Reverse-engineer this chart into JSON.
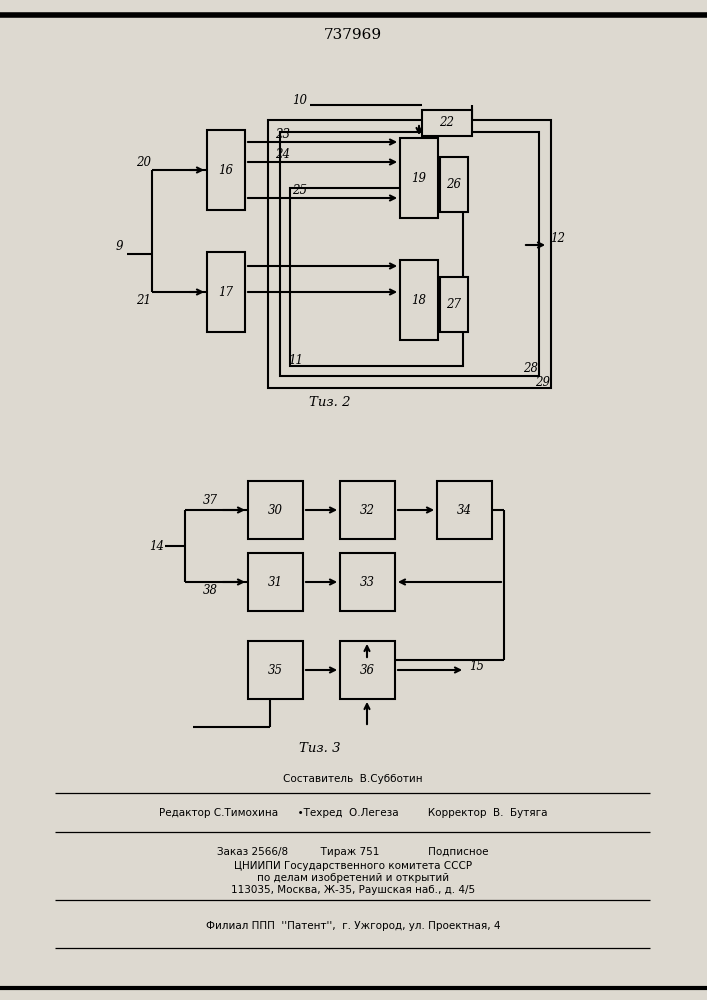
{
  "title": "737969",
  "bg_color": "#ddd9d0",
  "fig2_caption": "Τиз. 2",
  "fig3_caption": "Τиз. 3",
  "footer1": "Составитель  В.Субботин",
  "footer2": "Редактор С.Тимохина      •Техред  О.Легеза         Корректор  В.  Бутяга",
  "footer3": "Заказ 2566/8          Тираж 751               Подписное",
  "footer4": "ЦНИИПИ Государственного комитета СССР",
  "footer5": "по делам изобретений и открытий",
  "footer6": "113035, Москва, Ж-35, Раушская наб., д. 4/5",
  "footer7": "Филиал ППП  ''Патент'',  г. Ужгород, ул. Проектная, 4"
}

» The task
Write the records out once more, exactly as they appear, with no pictures.

» Result of this task
Reverse-engineer this chart into JSON.
{
  "title": "737969",
  "bg_color": "#ddd9d0",
  "fig2_caption": "Τиз. 2",
  "fig3_caption": "Τиз. 3",
  "footer1": "Составитель  В.Субботин",
  "footer2": "Редактор С.Тимохина      •Техред  О.Легеза         Корректор  В.  Бутяга",
  "footer3": "Заказ 2566/8          Тираж 751               Подписное",
  "footer4": "ЦНИИПИ Государственного комитета СССР",
  "footer5": "по делам изобретений и открытий",
  "footer6": "113035, Москва, Ж-35, Раушская наб., д. 4/5",
  "footer7": "Филиал ППП  ''Патент'',  г. Ужгород, ул. Проектная, 4"
}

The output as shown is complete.